> Entries with figure data:
******

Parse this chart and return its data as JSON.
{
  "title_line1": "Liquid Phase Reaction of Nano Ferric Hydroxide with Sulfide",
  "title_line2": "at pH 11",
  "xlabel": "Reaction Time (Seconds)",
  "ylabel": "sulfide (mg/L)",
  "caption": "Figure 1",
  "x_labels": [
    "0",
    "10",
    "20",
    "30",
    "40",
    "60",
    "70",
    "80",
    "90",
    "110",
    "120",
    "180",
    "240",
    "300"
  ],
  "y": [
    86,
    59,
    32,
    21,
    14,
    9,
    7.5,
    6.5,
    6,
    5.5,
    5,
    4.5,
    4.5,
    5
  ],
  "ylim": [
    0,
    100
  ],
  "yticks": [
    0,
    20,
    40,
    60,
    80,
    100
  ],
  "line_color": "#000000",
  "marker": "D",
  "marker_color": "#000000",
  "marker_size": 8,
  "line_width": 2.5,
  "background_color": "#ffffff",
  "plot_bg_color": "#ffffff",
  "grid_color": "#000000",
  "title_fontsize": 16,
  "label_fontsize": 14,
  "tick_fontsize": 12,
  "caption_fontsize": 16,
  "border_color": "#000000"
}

******

> WHAT YOU WILL DO: Return the listing above word for word.

> EXPECTED ANSWER:
Parse this chart and return its data as JSON.
{
  "title_line1": "Liquid Phase Reaction of Nano Ferric Hydroxide with Sulfide",
  "title_line2": "at pH 11",
  "xlabel": "Reaction Time (Seconds)",
  "ylabel": "sulfide (mg/L)",
  "caption": "Figure 1",
  "x_labels": [
    "0",
    "10",
    "20",
    "30",
    "40",
    "60",
    "70",
    "80",
    "90",
    "110",
    "120",
    "180",
    "240",
    "300"
  ],
  "y": [
    86,
    59,
    32,
    21,
    14,
    9,
    7.5,
    6.5,
    6,
    5.5,
    5,
    4.5,
    4.5,
    5
  ],
  "ylim": [
    0,
    100
  ],
  "yticks": [
    0,
    20,
    40,
    60,
    80,
    100
  ],
  "line_color": "#000000",
  "marker": "D",
  "marker_color": "#000000",
  "marker_size": 8,
  "line_width": 2.5,
  "background_color": "#ffffff",
  "plot_bg_color": "#ffffff",
  "grid_color": "#000000",
  "title_fontsize": 16,
  "label_fontsize": 14,
  "tick_fontsize": 12,
  "caption_fontsize": 16,
  "border_color": "#000000"
}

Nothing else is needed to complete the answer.